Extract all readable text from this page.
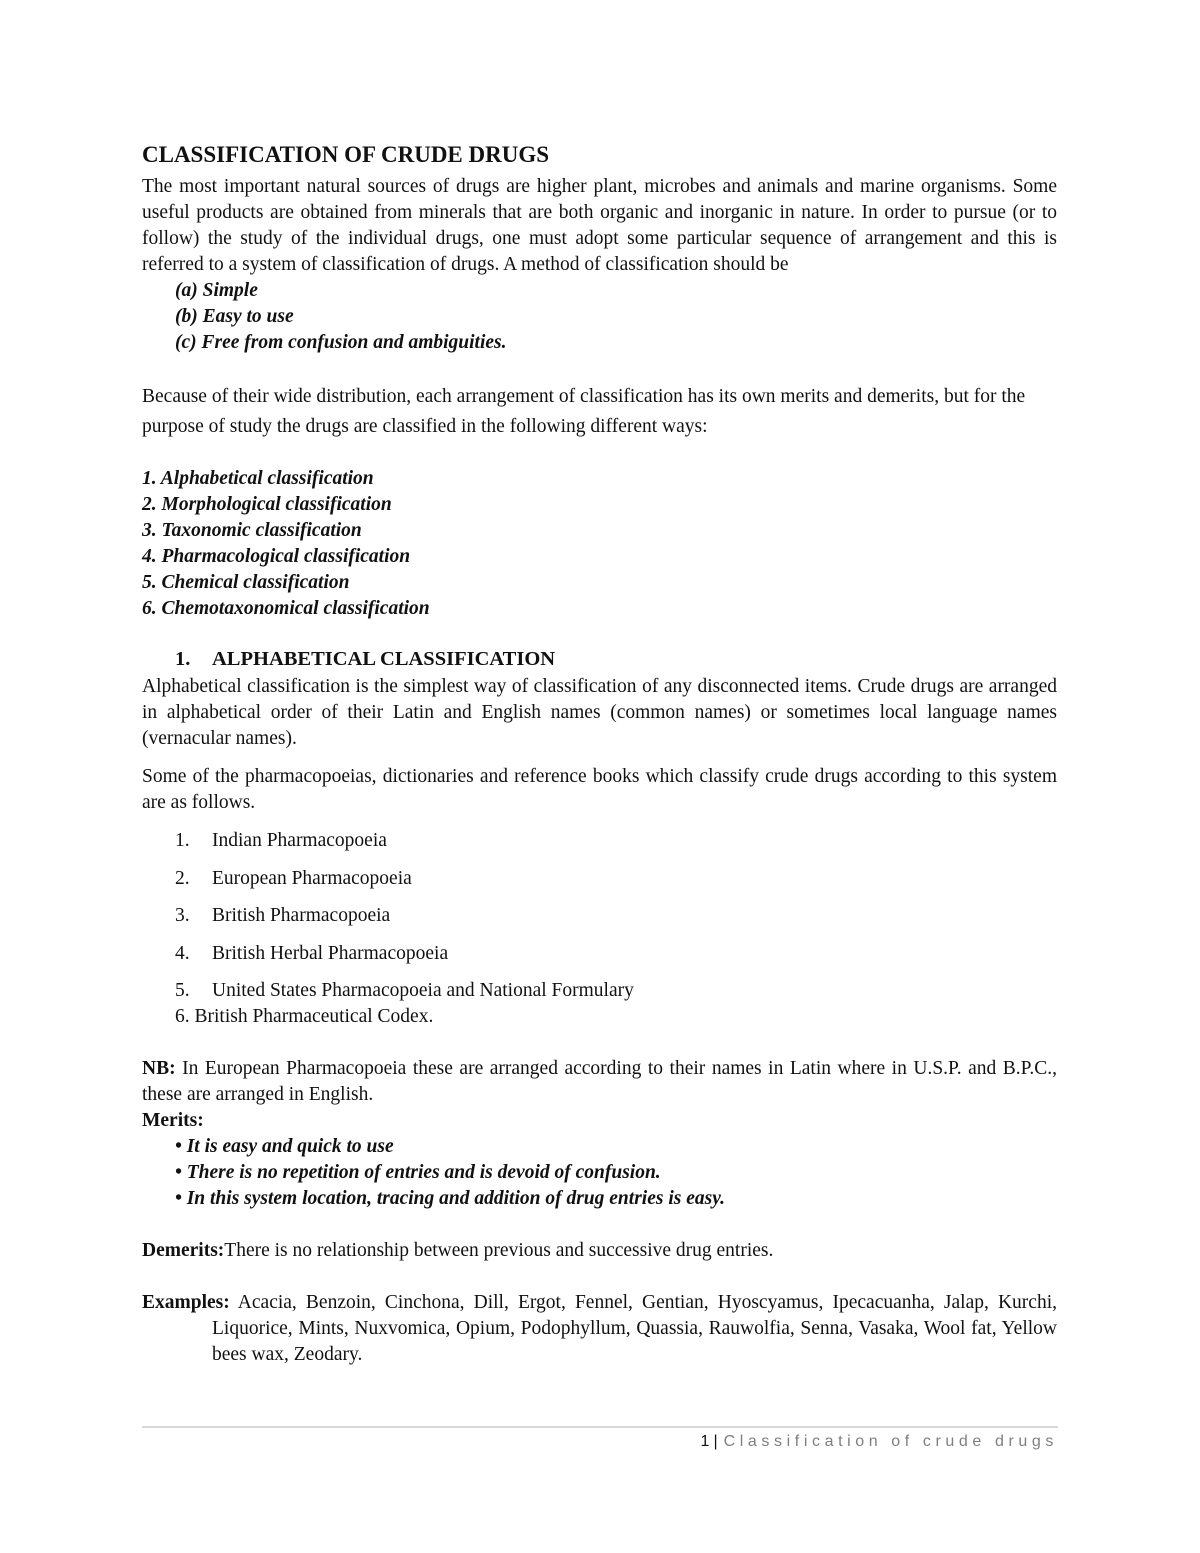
CLASSIFICATION OF CRUDE DRUGS

The most important natural sources of drugs are higher plant, microbes and animals and marine organisms. Some useful products are obtained from minerals that are both organic and inorganic in nature. In order to pursue (or to follow) the study of the individual drugs, one must adopt some particular sequence of arrangement and this is referred to a system of classification of drugs. A method of classification should be

(a) Simple
(b) Easy to use
(c) Free from confusion and ambiguities.

Because of their wide distribution, each arrangement of classification has its own merits and demerits, but for the purpose of study the drugs are classified in the following different ways:

1. Alphabetical classification
2. Morphological classification
3. Taxonomic classification
4. Pharmacological classification
5. Chemical classification
6. Chemotaxonomical classification
1. ALPHABETICAL CLASSIFICATION

Alphabetical classification is the simplest way of classification of any disconnected items. Crude drugs are arranged in alphabetical order of their Latin and English names (common names) or sometimes local language names (vernacular names).

Some of the pharmacopoeias, dictionaries and reference books which classify crude drugs according to this system are as follows.

1.	Indian Pharmacopoeia
2.	European Pharmacopoeia
3.	British Pharmacopoeia
4.	British Herbal Pharmacopoeia
5.	United States Pharmacopoeia and National Formulary
6. British Pharmaceutical Codex.

NB: In European Pharmacopoeia these are arranged according to their names in Latin where in U.S.P. and B.P.C., these are arranged in English.

Merits:
• It is easy and quick to use
• There is no repetition of entries and is devoid of confusion.
• In this system location, tracing and addition of drug entries is easy.

Demerits:There is no relationship between previous and successive drug entries.

Examples: Acacia, Benzoin, Cinchona, Dill, Ergot, Fennel, Gentian, Hyoscyamus, Ipecacuanha, Jalap, Kurchi, Liquorice, Mints, Nuxvomica, Opium, Podophyllum, Quassia, Rauwolfia, Senna, Vasaka, Wool fat, Yellow bees wax, Zeodary.

1 | Classification of crude drugs
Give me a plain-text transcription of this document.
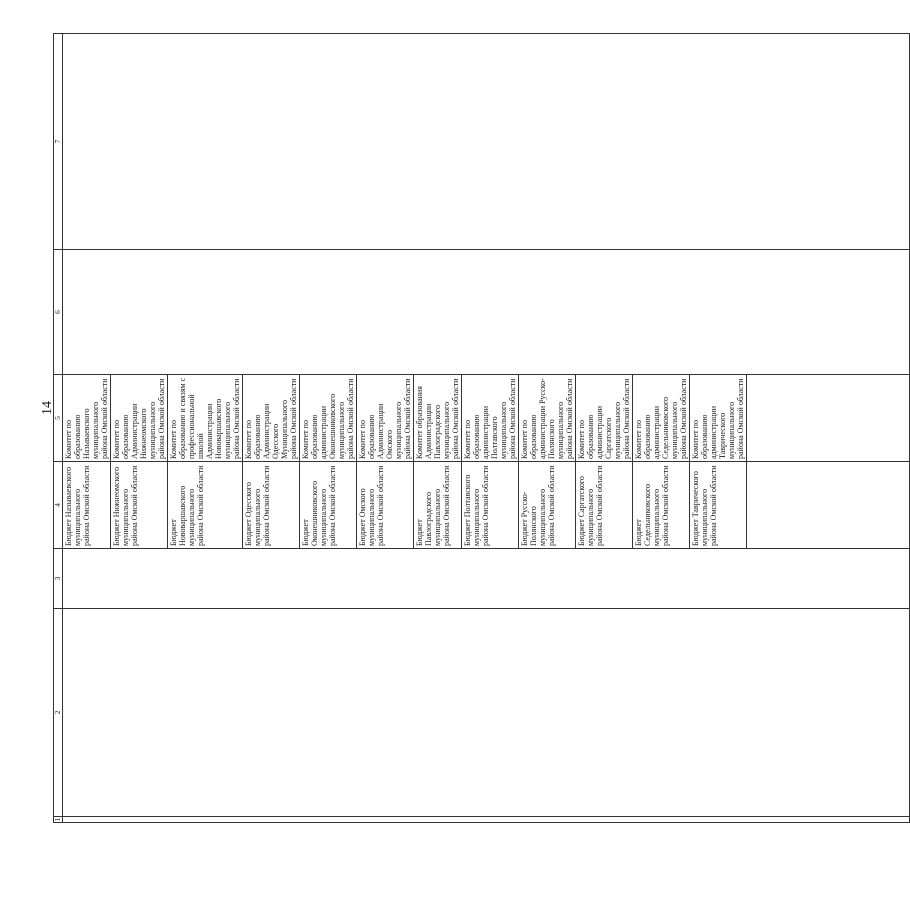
14
1	2	3	4	5	6	7
			Бюджет Называевского муниципального района Омской области	Комитет по образованию Называевского муниципального района Омской области		
			Бюджет Нижнеомского муниципального района Омской области	Комитет по образованию Администрации Нижнеомского муниципального района Омской области		
			Бюджет Нововаршавского муниципального района Омской области	Комитет по образованию и связям с профессиональной школой Администрации Нововаршавского муниципального района Омской области		
			Бюджет Одесского муниципального района Омской области	Комитет по образованию Администрации Одесского Муниципального района Омской области		
			Бюджет Оконешниковского муниципального района Омской области	Комитет по образованию администрации Оконешниковского муниципального района Омской области		
			Бюджет Омского муниципального района Омской области	Комитет по образованию Администрации Омского муниципального района Омской области		
			Бюджет Павлоградского муниципального района Омской области	Комитет образования Администрации Павлоградского муниципального района Омской области		
			Бюджет Полтавского муниципального района Омской области	Комитет по образованию администрации Полтавского муниципального района Омской области		
			Бюджет Русско-Полянского муниципального района Омской области	Комитет по образованию администрации Русско-Полянского муниципального района Омской области		
			Бюджет Саргатского муниципального района Омской области	Комитет по образованию администрации Саргатского муниципального района Омской области		
			Бюджет Седельниковского муниципального района Омской области	Комитет по образованию администрации Седельниковского муниципального района Омской области		
			Бюджет Таврического муниципального района Омской области	Комитет по образованию администрации Таврического муниципального района Омской области		
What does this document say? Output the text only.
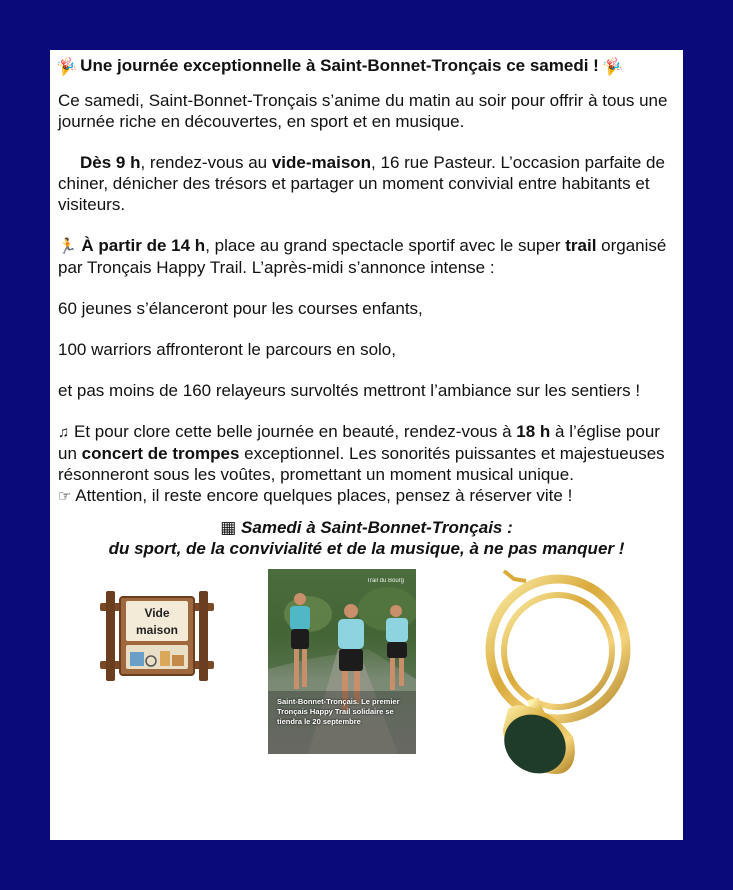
🎉 Une journée exceptionnelle à Saint-Bonnet-Tronçais ce samedi ! 🎉

Ce samedi, Saint-Bonnet-Tronçais s’anime du matin au soir pour offrir à tous une journée riche en découvertes, en sport et en musique.

Dès 9 h, rendez-vous au vide-maison, 16 rue Pasteur. L’occasion parfaite de chiner, dénicher des trésors et partager un moment convivial entre habitants et visiteurs.

🏃 À partir de 14 h, place au grand spectacle sportif avec le super trail organisé par Tronçais Happy Trail. L’après-midi s’annonce intense :

60 jeunes s’élanceront pour les courses enfants,

100 warriors affronteront le parcours en solo,

et pas moins de 160 relayeurs survoltés mettront l’ambiance sur les sentiers !

♫ Et pour clore cette belle journée en beauté, rendez-vous à 18 h à l’église pour un concert de trompes exceptionnel. Les sonorités puissantes et majestueuses résonneront sous les voûtes, promettant un moment musical unique.

☞ Attention, il reste encore quelques places, pensez à réserver vite !

▦ Samedi à Saint-Bonnet-Tronçais :
du sport, de la convivialité et de la musique, à ne pas manquer !
Vide
maison
Trail du Bourg
Saint-Bonnet-Tronçais. Le premier Tronçais Happy Trail solidaire se tiendra le 20 septembre
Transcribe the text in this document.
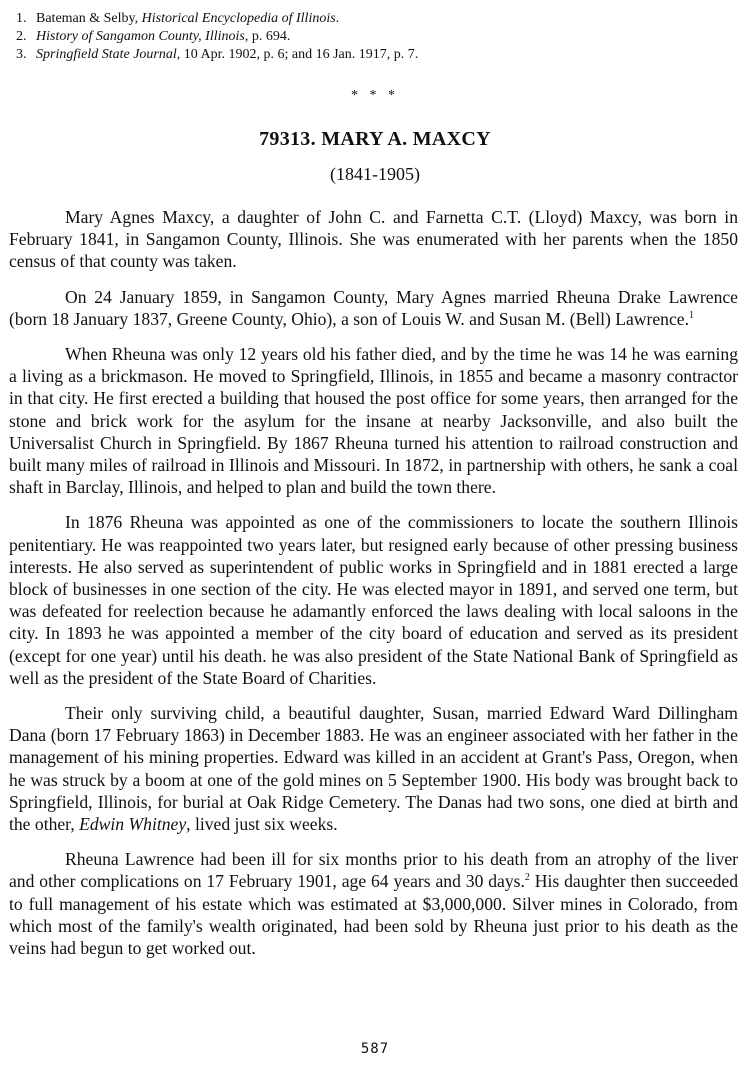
1. Bateman & Selby, Historical Encyclopedia of Illinois.
2. History of Sangamon County, Illinois, p. 694.
3. Springfield State Journal, 10 Apr. 1902, p. 6; and 16 Jan. 1917, p. 7.
* * *
79313. MARY A. MAXCY
(1841-1905)

Mary Agnes Maxcy, a daughter of John C. and Farnetta C.T. (Lloyd) Maxcy, was born in February 1841, in Sangamon County, Illinois. She was enumerated with her parents when the 1850 census of that county was taken.

On 24 January 1859, in Sangamon County, Mary Agnes married Rheuna Drake Lawrence (born 18 January 1837, Greene County, Ohio), a son of Louis W. and Susan M. (Bell) Lawrence.$^1$

When Rheuna was only 12 years old his father died, and by the time he was 14 he was earning a living as a brickmason. He moved to Springfield, Illinois, in 1855 and became a masonry contractor in that city. He first erected a building that housed the post office for some years, then arranged for the stone and brick work for the asylum for the insane at nearby Jacksonville, and also built the Universalist Church in Springfield. By 1867 Rheuna turned his attention to railroad construction and built many miles of railroad in Illinois and Missouri. In 1872, in partnership with others, he sank a coal shaft in Barclay, Illinois, and helped to plan and build the town there.

In 1876 Rheuna was appointed as one of the commissioners to locate the southern Illinois penitentiary. He was reappointed two years later, but resigned early because of other pressing business interests. He also served as superintendent of public works in Springfield and in 1881 erected a large block of businesses in one section of the city. He was elected mayor in 1891, and served one term, but was defeated for reelection because he adamantly enforced the laws dealing with local saloons in the city. In 1893 he was appointed a member of the city board of education and served as its president (except for one year) until his death. he was also president of the State National Bank of Springfield as well as the president of the State Board of Charities.

Their only surviving child, a beautiful daughter, Susan, married Edward Ward Dillingham Dana (born 17 February 1863) in December 1883. He was an engineer associated with her father in the management of his mining properties. Edward was killed in an accident at Grant's Pass, Oregon, when he was struck by a boom at one of the gold mines on 5 September 1900. His body was brought back to Springfield, Illinois, for burial at Oak Ridge Cemetery. The Danas had two sons, one died at birth and the other, Edwin Whitney, lived just six weeks.

Rheuna Lawrence had been ill for six months prior to his death from an atrophy of the liver and other complications on 17 February 1901, age 64 years and 30 days.$^2$ His daughter then succeeded to full management of his estate which was estimated at $3,000,000. Silver mines in Colorado, from which most of the family's wealth originated, had been sold by Rheuna just prior to his death as the veins had begun to get worked out.

587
....
Task to complete
From the listing, extract all text exactly as given and drop any picture.

Answer to the problem
Extract all readable text from this page.
CLASSIFICATION OF CRUDE DRUGS

The most important natural sources of drugs are higher plant, microbes and animals and marine organisms. Some useful products are obtained from minerals that are both organic and inorganic in nature. In order to pursue (or to follow) the study of the individual drugs, one must adopt some particular sequence of arrangement and this is referred to a system of classification of drugs. A method of classification should be

(a) Simple
(b) Easy to use
(c) Free from confusion and ambiguities.

Because of their wide distribution, each arrangement of classification has its own merits and demerits, but for the purpose of study the drugs are classified in the following different ways:

1. Alphabetical classification
2. Morphological classification
3. Taxonomic classification
4. Pharmacological classification
5. Chemical classification
6. Chemotaxonomical classification
1. ALPHABETICAL CLASSIFICATION

Alphabetical classification is the simplest way of classification of any disconnected items. Crude drugs are arranged in alphabetical order of their Latin and English names (common names) or sometimes local language names (vernacular names).

Some of the pharmacopoeias, dictionaries and reference books which classify crude drugs according to this system are as follows.

1.	Indian Pharmacopoeia
2.	European Pharmacopoeia
3.	British Pharmacopoeia
4.	British Herbal Pharmacopoeia
5.	United States Pharmacopoeia and National Formulary
6. British Pharmaceutical Codex.

NB: In European Pharmacopoeia these are arranged according to their names in Latin where in U.S.P. and B.P.C., these are arranged in English.

Merits:
• It is easy and quick to use
• There is no repetition of entries and is devoid of confusion.
• In this system location, tracing and addition of drug entries is easy.

Demerits:There is no relationship between previous and successive drug entries.

Examples: Acacia, Benzoin, Cinchona, Dill, Ergot, Fennel, Gentian, Hyoscyamus, Ipecacuanha, Jalap, Kurchi, Liquorice, Mints, Nuxvomica, Opium, Podophyllum, Quassia, Rauwolfia, Senna, Vasaka, Wool fat, Yellow bees wax, Zeodary.

1 | Classification of crude drugs
Give me a plain-text transcription of this document.
14
1	2	3	4	5	6	7
			Бюджет Называевского муниципального района Омской области	Комитет по образованию Называевского муниципального района Омской области		
			Бюджет Нижнеомского муниципального района Омской области	Комитет по образованию Администрации Нижнеомского муниципального района Омской области		
			Бюджет Нововаршавского муниципального района Омской области	Комитет по образованию и связям с профессиональной школой Администрации Нововаршавского муниципального района Омской области		
			Бюджет Одесского муниципального района Омской области	Комитет по образованию Администрации Одесского Муниципального района Омской области		
			Бюджет Оконешниковского муниципального района Омской области	Комитет по образованию администрации Оконешниковского муниципального района Омской области		
			Бюджет Омского муниципального района Омской области	Комитет по образованию Администрации Омского муниципального района Омской области		
			Бюджет Павлоградского муниципального района Омской области	Комитет образования Администрации Павлоградского муниципального района Омской области		
			Бюджет Полтавского муниципального района Омской области	Комитет по образованию администрации Полтавского муниципального района Омской области		
			Бюджет Русско-Полянского муниципального района Омской области	Комитет по образованию администрации Русско-Полянского муниципального района Омской области		
			Бюджет Саргатского муниципального района Омской области	Комитет по образованию администрации Саргатского муниципального района Омской области		
			Бюджет Седельниковского муниципального района Омской области	Комитет по образованию администрации Седельниковского муниципального района Омской области		
			Бюджет Таврического муниципального района Омской области	Комитет по образованию администрации Таврического муниципального района Омской области		
What does this document say? Output the text only.
🎉 Une journée exceptionnelle à Saint-Bonnet-Tronçais ce samedi ! 🎉

Ce samedi, Saint-Bonnet-Tronçais s’anime du matin au soir pour offrir à tous une journée riche en découvertes, en sport et en musique.

Dès 9 h, rendez-vous au vide-maison, 16 rue Pasteur. L’occasion parfaite de chiner, dénicher des trésors et partager un moment convivial entre habitants et visiteurs.

🏃 À partir de 14 h, place au grand spectacle sportif avec le super trail organisé par Tronçais Happy Trail. L’après-midi s’annonce intense :

60 jeunes s’élanceront pour les courses enfants,

100 warriors affronteront le parcours en solo,

et pas moins de 160 relayeurs survoltés mettront l’ambiance sur les sentiers !

♫ Et pour clore cette belle journée en beauté, rendez-vous à 18 h à l’église pour un concert de trompes exceptionnel. Les sonorités puissantes et majestueuses résonneront sous les voûtes, promettant un moment musical unique.

☞ Attention, il reste encore quelques places, pensez à réserver vite !

▦ Samedi à Saint-Bonnet-Tronçais :
du sport, de la convivialité et de la musique, à ne pas manquer !
Vide
maison
Trail du Bourg
Saint-Bonnet-Tronçais. Le premier Tronçais Happy Trail solidaire se tiendra le 20 septembre
Transcribe the text in this document.
1. Bateman & Selby, Historical Encyclopedia of Illinois.
2. History of Sangamon County, Illinois, p. 694.
3. Springfield State Journal, 10 Apr. 1902, p. 6; and 16 Jan. 1917, p. 7.
* * *
79313. MARY A. MAXCY
(1841-1905)

Mary Agnes Maxcy, a daughter of John C. and Farnetta C.T. (Lloyd) Maxcy, was born in February 1841, in Sangamon County, Illinois. She was enumerated with her parents when the 1850 census of that county was taken.

On 24 January 1859, in Sangamon County, Mary Agnes married Rheuna Drake Lawrence (born 18 January 1837, Greene County, Ohio), a son of Louis W. and Susan M. (Bell) Lawrence.$^1$

When Rheuna was only 12 years old his father died, and by the time he was 14 he was earning a living as a brickmason. He moved to Springfield, Illinois, in 1855 and became a masonry contractor in that city. He first erected a building that housed the post office for some years, then arranged for the stone and brick work for the asylum for the insane at nearby Jacksonville, and also built the Universalist Church in Springfield. By 1867 Rheuna turned his attention to railroad construction and built many miles of railroad in Illinois and Missouri. In 1872, in partnership with others, he sank a coal shaft in Barclay, Illinois, and helped to plan and build the town there.

In 1876 Rheuna was appointed as one of the commissioners to locate the southern Illinois penitentiary. He was reappointed two years later, but resigned early because of other pressing business interests. He also served as superintendent of public works in Springfield and in 1881 erected a large block of businesses in one section of the city. He was elected mayor in 1891, and served one term, but was defeated for reelection because he adamantly enforced the laws dealing with local saloons in the city. In 1893 he was appointed a member of the city board of education and served as its president (except for one year) until his death. he was also president of the State National Bank of Springfield as well as the president of the State Board of Charities.

Their only surviving child, a beautiful daughter, Susan, married Edward Ward Dillingham Dana (born 17 February 1863) in December 1883. He was an engineer associated with her father in the management of his mining properties. Edward was killed in an accident at Grant's Pass, Oregon, when he was struck by a boom at one of the gold mines on 5 September 1900. His body was brought back to Springfield, Illinois, for burial at Oak Ridge Cemetery. The Danas had two sons, one died at birth and the other, Edwin Whitney, lived just six weeks.

Rheuna Lawrence had been ill for six months prior to his death from an atrophy of the liver and other complications on 17 February 1901, age 64 years and 30 days.$^2$ His daughter then succeeded to full management of his estate which was estimated at $3,000,000. Silver mines in Colorado, from which most of the family's wealth originated, had been sold by Rheuna just prior to his death as the veins had begun to get worked out.

587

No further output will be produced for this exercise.